Stored entries:
################

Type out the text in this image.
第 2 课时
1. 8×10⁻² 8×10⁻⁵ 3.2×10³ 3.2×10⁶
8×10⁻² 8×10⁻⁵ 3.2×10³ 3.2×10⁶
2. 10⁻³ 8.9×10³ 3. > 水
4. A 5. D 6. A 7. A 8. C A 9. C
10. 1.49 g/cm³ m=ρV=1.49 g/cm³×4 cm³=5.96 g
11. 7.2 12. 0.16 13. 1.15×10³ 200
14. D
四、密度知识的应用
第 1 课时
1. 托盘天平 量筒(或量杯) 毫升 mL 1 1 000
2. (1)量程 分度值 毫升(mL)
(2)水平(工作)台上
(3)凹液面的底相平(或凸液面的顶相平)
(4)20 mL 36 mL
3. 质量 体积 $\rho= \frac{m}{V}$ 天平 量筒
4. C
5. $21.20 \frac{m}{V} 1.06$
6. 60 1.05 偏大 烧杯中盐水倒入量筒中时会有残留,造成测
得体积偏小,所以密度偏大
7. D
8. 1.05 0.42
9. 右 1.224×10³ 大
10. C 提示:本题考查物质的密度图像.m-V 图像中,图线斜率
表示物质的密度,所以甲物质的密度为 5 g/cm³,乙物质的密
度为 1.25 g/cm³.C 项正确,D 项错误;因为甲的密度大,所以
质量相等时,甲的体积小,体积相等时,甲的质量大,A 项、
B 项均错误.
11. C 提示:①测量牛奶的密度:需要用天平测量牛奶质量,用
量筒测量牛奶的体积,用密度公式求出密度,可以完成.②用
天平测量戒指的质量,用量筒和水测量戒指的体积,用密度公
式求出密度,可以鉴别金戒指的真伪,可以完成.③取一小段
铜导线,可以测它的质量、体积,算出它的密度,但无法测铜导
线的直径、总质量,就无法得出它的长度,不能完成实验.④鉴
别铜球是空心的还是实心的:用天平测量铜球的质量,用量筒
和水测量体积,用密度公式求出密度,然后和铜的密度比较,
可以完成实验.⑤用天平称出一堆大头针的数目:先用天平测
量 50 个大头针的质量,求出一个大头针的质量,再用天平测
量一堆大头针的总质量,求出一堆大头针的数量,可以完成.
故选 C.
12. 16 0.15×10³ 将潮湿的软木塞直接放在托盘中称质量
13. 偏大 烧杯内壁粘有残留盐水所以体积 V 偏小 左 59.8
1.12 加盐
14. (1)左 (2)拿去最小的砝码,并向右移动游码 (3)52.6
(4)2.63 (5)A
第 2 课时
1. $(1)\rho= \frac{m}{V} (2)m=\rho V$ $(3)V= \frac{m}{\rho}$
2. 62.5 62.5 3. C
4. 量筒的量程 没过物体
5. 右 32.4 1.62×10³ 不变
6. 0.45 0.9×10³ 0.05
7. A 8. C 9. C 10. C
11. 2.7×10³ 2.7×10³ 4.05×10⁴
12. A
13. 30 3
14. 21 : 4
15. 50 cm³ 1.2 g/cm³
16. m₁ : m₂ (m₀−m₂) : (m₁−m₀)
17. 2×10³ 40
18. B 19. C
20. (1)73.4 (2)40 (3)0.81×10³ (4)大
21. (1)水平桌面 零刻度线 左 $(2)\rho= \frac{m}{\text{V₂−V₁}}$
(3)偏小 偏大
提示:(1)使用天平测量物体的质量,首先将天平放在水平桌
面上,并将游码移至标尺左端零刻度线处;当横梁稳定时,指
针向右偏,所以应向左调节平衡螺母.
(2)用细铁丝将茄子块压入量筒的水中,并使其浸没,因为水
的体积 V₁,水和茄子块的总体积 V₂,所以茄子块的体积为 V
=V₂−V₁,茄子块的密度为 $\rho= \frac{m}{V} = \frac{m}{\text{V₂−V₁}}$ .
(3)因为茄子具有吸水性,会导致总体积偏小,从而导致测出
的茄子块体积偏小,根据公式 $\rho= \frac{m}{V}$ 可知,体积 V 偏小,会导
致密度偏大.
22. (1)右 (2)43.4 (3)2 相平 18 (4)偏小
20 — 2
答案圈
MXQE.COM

################

• Exercise requirements
Return the full listing, character for character.

• Response to the task
Type out the text in this image.
第 2 课时
1. 8×10⁻² 8×10⁻⁵ 3.2×10³ 3.2×10⁶
8×10⁻² 8×10⁻⁵ 3.2×10³ 3.2×10⁶
2. 10⁻³ 8.9×10³ 3. > 水
4. A 5. D 6. A 7. A 8. C A 9. C
10. 1.49 g/cm³ m=ρV=1.49 g/cm³×4 cm³=5.96 g
11. 7.2 12. 0.16 13. 1.15×10³ 200
14. D
四、密度知识的应用
第 1 课时
1. 托盘天平 量筒(或量杯) 毫升 mL 1 1 000
2. (1)量程 分度值 毫升(mL)
(2)水平(工作)台上
(3)凹液面的底相平(或凸液面的顶相平)
(4)20 mL 36 mL
3. 质量 体积 $\rho= \frac{m}{V}$ 天平 量筒
4. C
5. $21.20 \frac{m}{V} 1.06$
6. 60 1.05 偏大 烧杯中盐水倒入量筒中时会有残留,造成测
得体积偏小,所以密度偏大
7. D
8. 1.05 0.42
9. 右 1.224×10³ 大
10. C 提示:本题考查物质的密度图像.m-V 图像中,图线斜率
表示物质的密度,所以甲物质的密度为 5 g/cm³,乙物质的密
度为 1.25 g/cm³.C 项正确,D 项错误;因为甲的密度大,所以
质量相等时,甲的体积小,体积相等时,甲的质量大,A 项、
B 项均错误.
11. C 提示:①测量牛奶的密度:需要用天平测量牛奶质量,用
量筒测量牛奶的体积,用密度公式求出密度,可以完成.②用
天平测量戒指的质量,用量筒和水测量戒指的体积,用密度公
式求出密度,可以鉴别金戒指的真伪,可以完成.③取一小段
铜导线,可以测它的质量、体积,算出它的密度,但无法测铜导
线的直径、总质量,就无法得出它的长度,不能完成实验.④鉴
别铜球是空心的还是实心的:用天平测量铜球的质量,用量筒
和水测量体积,用密度公式求出密度,然后和铜的密度比较,
可以完成实验.⑤用天平称出一堆大头针的数目:先用天平测
量 50 个大头针的质量,求出一个大头针的质量,再用天平测
量一堆大头针的总质量,求出一堆大头针的数量,可以完成.
故选 C.
12. 16 0.15×10³ 将潮湿的软木塞直接放在托盘中称质量
13. 偏大 烧杯内壁粘有残留盐水所以体积 V 偏小 左 59.8
1.12 加盐
14. (1)左 (2)拿去最小的砝码,并向右移动游码 (3)52.6
(4)2.63 (5)A
第 2 课时
1. $(1)\rho= \frac{m}{V} (2)m=\rho V$ $(3)V= \frac{m}{\rho}$
2. 62.5 62.5 3. C
4. 量筒的量程 没过物体
5. 右 32.4 1.62×10³ 不变
6. 0.45 0.9×10³ 0.05
7. A 8. C 9. C 10. C
11. 2.7×10³ 2.7×10³ 4.05×10⁴
12. A
13. 30 3
14. 21 : 4
15. 50 cm³ 1.2 g/cm³
16. m₁ : m₂ (m₀−m₂) : (m₁−m₀)
17. 2×10³ 40
18. B 19. C
20. (1)73.4 (2)40 (3)0.81×10³ (4)大
21. (1)水平桌面 零刻度线 左 $(2)\rho= \frac{m}{\text{V₂−V₁}}$
(3)偏小 偏大
提示:(1)使用天平测量物体的质量,首先将天平放在水平桌
面上,并将游码移至标尺左端零刻度线处;当横梁稳定时,指
针向右偏,所以应向左调节平衡螺母.
(2)用细铁丝将茄子块压入量筒的水中,并使其浸没,因为水
的体积 V₁,水和茄子块的总体积 V₂,所以茄子块的体积为 V
=V₂−V₁,茄子块的密度为 $\rho= \frac{m}{V} = \frac{m}{\text{V₂−V₁}}$ .
(3)因为茄子具有吸水性,会导致总体积偏小,从而导致测出
的茄子块体积偏小,根据公式 $\rho= \frac{m}{V}$ 可知,体积 V 偏小,会导
致密度偏大.
22. (1)右 (2)43.4 (3)2 相平 18 (4)偏小
20 — 2
答案圈
MXQE.COM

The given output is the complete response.